→ **RECORDS PROVIDED**:
** start **
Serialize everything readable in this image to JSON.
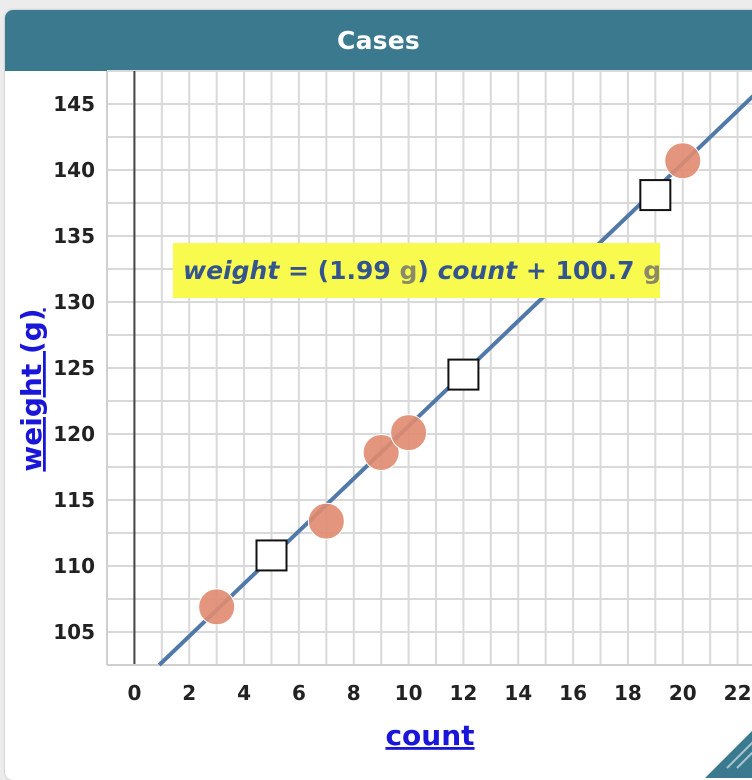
{
  "window": {
    "title": "Cases"
  },
  "equation": {
    "y_var": "weight",
    "equals": "=",
    "open_paren": "(",
    "slope": "1.99",
    "slope_unit": "g",
    "close_paren": ")",
    "x_var": "count",
    "plus": "+",
    "intercept": "100.7",
    "intercept_unit": "g"
  },
  "colors": {
    "title_bar": "#3b798f",
    "point_fill": "#e08b6f",
    "line": "#5078a8",
    "equation_bg": "#f8fb4d",
    "axis_label": "#1a16d9"
  },
  "chart_data": {
    "type": "scatter",
    "title": "Cases",
    "xlabel": "count",
    "ylabel": "weight (g)",
    "xlim": [
      -1,
      23
    ],
    "ylim": [
      102.5,
      147.5
    ],
    "x_ticks": [
      0,
      2,
      4,
      6,
      8,
      10,
      12,
      14,
      16,
      18,
      20,
      22
    ],
    "y_ticks": [
      105,
      110,
      115,
      120,
      125,
      130,
      135,
      140,
      145
    ],
    "grid": true,
    "points": [
      {
        "x": 3,
        "y": 106.9
      },
      {
        "x": 7,
        "y": 113.4
      },
      {
        "x": 9,
        "y": 118.6
      },
      {
        "x": 10,
        "y": 120.1
      },
      {
        "x": 20,
        "y": 140.7
      }
    ],
    "movable_points": [
      {
        "x": 5,
        "y": 110.8
      },
      {
        "x": 12,
        "y": 124.5
      },
      {
        "x": 19,
        "y": 138.1
      }
    ],
    "least_squares_line": {
      "slope": 1.99,
      "intercept": 100.7
    }
  }
}
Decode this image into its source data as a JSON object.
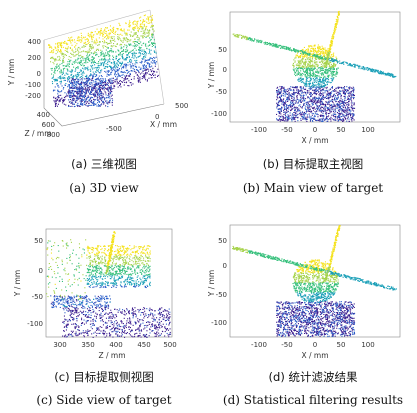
{
  "panels": {
    "a": {
      "caption_cn": "(a)  三维视图",
      "caption_en": "(a) 3D view",
      "y_axis_label": "Y / mm",
      "y_ticks": [
        "400",
        "200",
        "0",
        "-100",
        "-200"
      ],
      "z_axis_label": "Z / mm",
      "z_ticks": [
        "400",
        "600",
        "800"
      ],
      "x_axis_label": "X / mm",
      "x_ticks": [
        "500",
        "0",
        "-500"
      ]
    },
    "b": {
      "caption_cn": "(b)  目标提取主视图",
      "caption_en": "(b) Main view of target",
      "y_axis_label": "Y / mm",
      "y_ticks": [
        "50",
        "0",
        "-50",
        "-100"
      ],
      "x_axis_label": "X / mm",
      "x_ticks": [
        "-100",
        "-50",
        "0",
        "50",
        "100"
      ]
    },
    "c": {
      "caption_cn": "(c)  目标提取侧视图",
      "caption_en": "(c) Side view of target",
      "y_axis_label": "Y / mm",
      "y_ticks": [
        "50",
        "0",
        "-50",
        "-100"
      ],
      "x_axis_label": "Z / mm",
      "x_ticks": [
        "300",
        "350",
        "400",
        "450",
        "500"
      ]
    },
    "d": {
      "caption_cn": "(d)  统计滤波结果",
      "caption_en": "(d) Statistical filtering results",
      "y_axis_label": "Y / mm",
      "y_ticks": [
        "50",
        "0",
        "-50",
        "-100"
      ],
      "x_axis_label": "X / mm",
      "x_ticks": [
        "-100",
        "-50",
        "0",
        "50",
        "100"
      ]
    }
  },
  "colors": {
    "colormap": [
      "#3b1a8c",
      "#2a5ec9",
      "#1a9fb7",
      "#34bf7a",
      "#a6d34b",
      "#f4e21c"
    ],
    "axis": "#444444"
  }
}
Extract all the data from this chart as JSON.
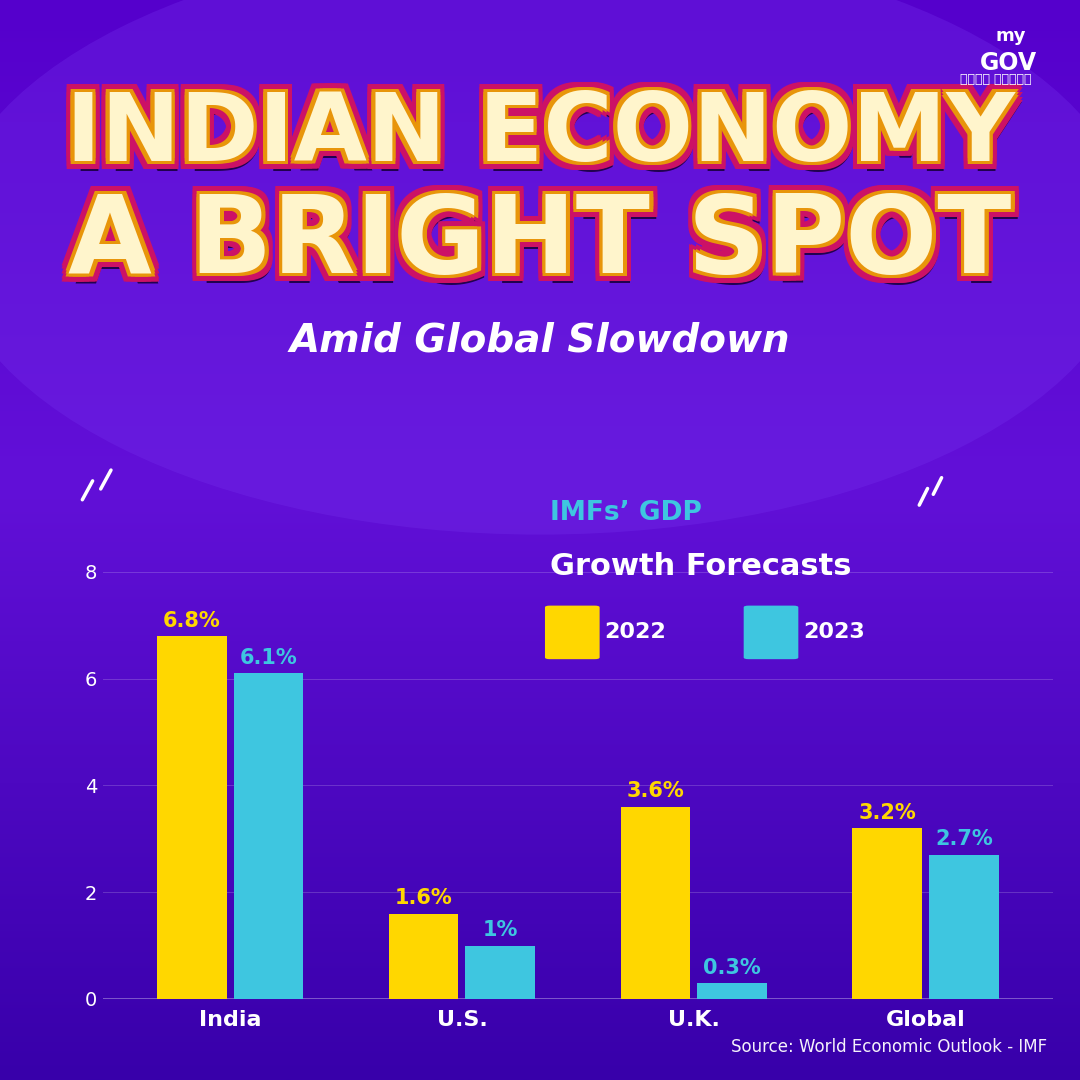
{
  "title_line1": "INDIAN ECONOMY",
  "title_line2": "A BRIGHT SPOT",
  "subtitle": "Amid Global Slowdown",
  "source": "Source: World Economic Outlook - IMF",
  "categories": [
    "India",
    "U.S.",
    "U.K.",
    "Global"
  ],
  "values_2022": [
    6.8,
    1.6,
    3.6,
    3.2
  ],
  "values_2023": [
    6.1,
    1.0,
    0.3,
    2.7
  ],
  "labels_2022": [
    "6.8%",
    "1.6%",
    "3.6%",
    "3.2%"
  ],
  "labels_2023": [
    "6.1%",
    "1%",
    "0.3%",
    "2.7%"
  ],
  "color_2022": "#FFD700",
  "color_2023": "#3EC6E0",
  "bg_color": "#5500CC",
  "yticks": [
    0,
    2,
    4,
    6,
    8
  ],
  "ylim": [
    0,
    9.0
  ],
  "bar_width": 0.3,
  "title_inner_color": "#FFF5CC",
  "title_outer_color": "#E8950A",
  "title_outline_color": "#CC1166",
  "subtitle_color": "#FFFFFF",
  "legend_title_cyan": "#3EC6E0",
  "legend_title_white": "#FFFFFF"
}
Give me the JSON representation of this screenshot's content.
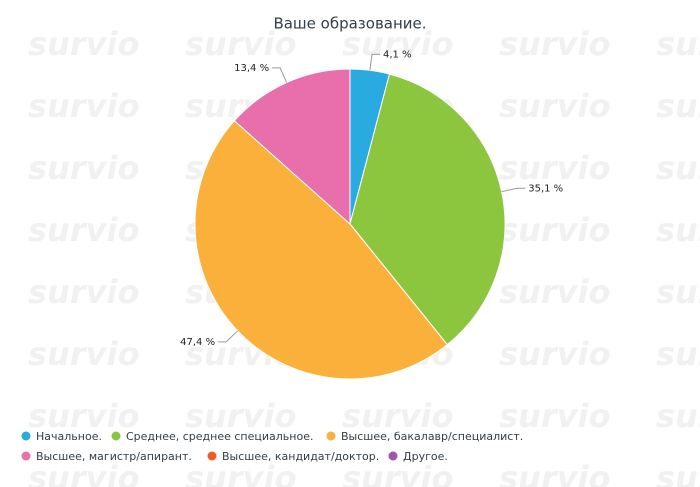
{
  "watermark": "survio",
  "chart_data": {
    "type": "pie",
    "title": "Ваше образование.",
    "categories": [
      "Начальное.",
      "Среднее, среднее специальное.",
      "Высшее, бакалавр/специалист.",
      "Высшее, магистр/апирант.",
      "Высшее, кандидат/доктор.",
      "Другое."
    ],
    "values": [
      4.1,
      35.1,
      47.4,
      13.4,
      0,
      0
    ],
    "value_labels": [
      "4,1 %",
      "35,1 %",
      "47,4 %",
      "13,4 %",
      null,
      null
    ],
    "colors": [
      "#29abe2",
      "#8cc63f",
      "#fbb03b",
      "#e86fac",
      "#f15a24",
      "#9e57a8"
    ]
  }
}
** end **
→ **PROBLEM TO SOLVE**: Output the entries above exactly. Drop the pictures.

→ **WRITTEN SOLUTION**:
Serialize everything readable in this image to JSON.
{
  "window": {
    "title": "Cases"
  },
  "equation": {
    "y_var": "weight",
    "equals": "=",
    "open_paren": "(",
    "slope": "1.99",
    "slope_unit": "g",
    "close_paren": ")",
    "x_var": "count",
    "plus": "+",
    "intercept": "100.7",
    "intercept_unit": "g"
  },
  "colors": {
    "title_bar": "#3b798f",
    "point_fill": "#e08b6f",
    "line": "#5078a8",
    "equation_bg": "#f8fb4d",
    "axis_label": "#1a16d9"
  },
  "chart_data": {
    "type": "scatter",
    "title": "Cases",
    "xlabel": "count",
    "ylabel": "weight (g)",
    "xlim": [
      -1,
      23
    ],
    "ylim": [
      102.5,
      147.5
    ],
    "x_ticks": [
      0,
      2,
      4,
      6,
      8,
      10,
      12,
      14,
      16,
      18,
      20,
      22
    ],
    "y_ticks": [
      105,
      110,
      115,
      120,
      125,
      130,
      135,
      140,
      145
    ],
    "grid": true,
    "points": [
      {
        "x": 3,
        "y": 106.9
      },
      {
        "x": 7,
        "y": 113.4
      },
      {
        "x": 9,
        "y": 118.6
      },
      {
        "x": 10,
        "y": 120.1
      },
      {
        "x": 20,
        "y": 140.7
      }
    ],
    "movable_points": [
      {
        "x": 5,
        "y": 110.8
      },
      {
        "x": 12,
        "y": 124.5
      },
      {
        "x": 19,
        "y": 138.1
      }
    ],
    "least_squares_line": {
      "slope": 1.99,
      "intercept": 100.7
    }
  }
}
Decode this image into its source data as a JSON object.
{
  "panels": {
    "a": {
      "caption_cn": "(a)  三维视图",
      "caption_en": "(a) 3D view",
      "y_axis_label": "Y / mm",
      "y_ticks": [
        "400",
        "200",
        "0",
        "-100",
        "-200"
      ],
      "z_axis_label": "Z / mm",
      "z_ticks": [
        "400",
        "600",
        "800"
      ],
      "x_axis_label": "X / mm",
      "x_ticks": [
        "500",
        "0",
        "-500"
      ]
    },
    "b": {
      "caption_cn": "(b)  目标提取主视图",
      "caption_en": "(b) Main view of target",
      "y_axis_label": "Y / mm",
      "y_ticks": [
        "50",
        "0",
        "-50",
        "-100"
      ],
      "x_axis_label": "X / mm",
      "x_ticks": [
        "-100",
        "-50",
        "0",
        "50",
        "100"
      ]
    },
    "c": {
      "caption_cn": "(c)  目标提取侧视图",
      "caption_en": "(c) Side view of target",
      "y_axis_label": "Y / mm",
      "y_ticks": [
        "50",
        "0",
        "-50",
        "-100"
      ],
      "x_axis_label": "Z / mm",
      "x_ticks": [
        "300",
        "350",
        "400",
        "450",
        "500"
      ]
    },
    "d": {
      "caption_cn": "(d)  统计滤波结果",
      "caption_en": "(d) Statistical filtering results",
      "y_axis_label": "Y / mm",
      "y_ticks": [
        "50",
        "0",
        "-50",
        "-100"
      ],
      "x_axis_label": "X / mm",
      "x_ticks": [
        "-100",
        "-50",
        "0",
        "50",
        "100"
      ]
    }
  },
  "colors": {
    "colormap": [
      "#3b1a8c",
      "#2a5ec9",
      "#1a9fb7",
      "#34bf7a",
      "#a6d34b",
      "#f4e21c"
    ],
    "axis": "#444444"
  }
}
Extract all the data from this chart as JSON.
{
  "title_line1": "INDIAN ECONOMY",
  "title_line2": "A BRIGHT SPOT",
  "subtitle": "Amid Global Slowdown",
  "source": "Source: World Economic Outlook - IMF",
  "categories": [
    "India",
    "U.S.",
    "U.K.",
    "Global"
  ],
  "values_2022": [
    6.8,
    1.6,
    3.6,
    3.2
  ],
  "values_2023": [
    6.1,
    1.0,
    0.3,
    2.7
  ],
  "labels_2022": [
    "6.8%",
    "1.6%",
    "3.6%",
    "3.2%"
  ],
  "labels_2023": [
    "6.1%",
    "1%",
    "0.3%",
    "2.7%"
  ],
  "color_2022": "#FFD700",
  "color_2023": "#3EC6E0",
  "bg_color": "#5500CC",
  "yticks": [
    0,
    2,
    4,
    6,
    8
  ],
  "ylim": [
    0,
    9.0
  ],
  "bar_width": 0.3,
  "title_inner_color": "#FFF5CC",
  "title_outer_color": "#E8950A",
  "title_outline_color": "#CC1166",
  "subtitle_color": "#FFFFFF",
  "legend_title_cyan": "#3EC6E0",
  "legend_title_white": "#FFFFFF"
}
Give me the JSON representation of this screenshot's content.
{
  "watermark": "survio",
  "chart_data": {
    "type": "pie",
    "title": "Ваше образование.",
    "categories": [
      "Начальное.",
      "Среднее, среднее специальное.",
      "Высшее, бакалавр/специалист.",
      "Высшее, магистр/апирант.",
      "Высшее, кандидат/доктор.",
      "Другое."
    ],
    "values": [
      4.1,
      35.1,
      47.4,
      13.4,
      0,
      0
    ],
    "value_labels": [
      "4,1 %",
      "35,1 %",
      "47,4 %",
      "13,4 %",
      null,
      null
    ],
    "colors": [
      "#29abe2",
      "#8cc63f",
      "#fbb03b",
      "#e86fac",
      "#f15a24",
      "#9e57a8"
    ]
  }
}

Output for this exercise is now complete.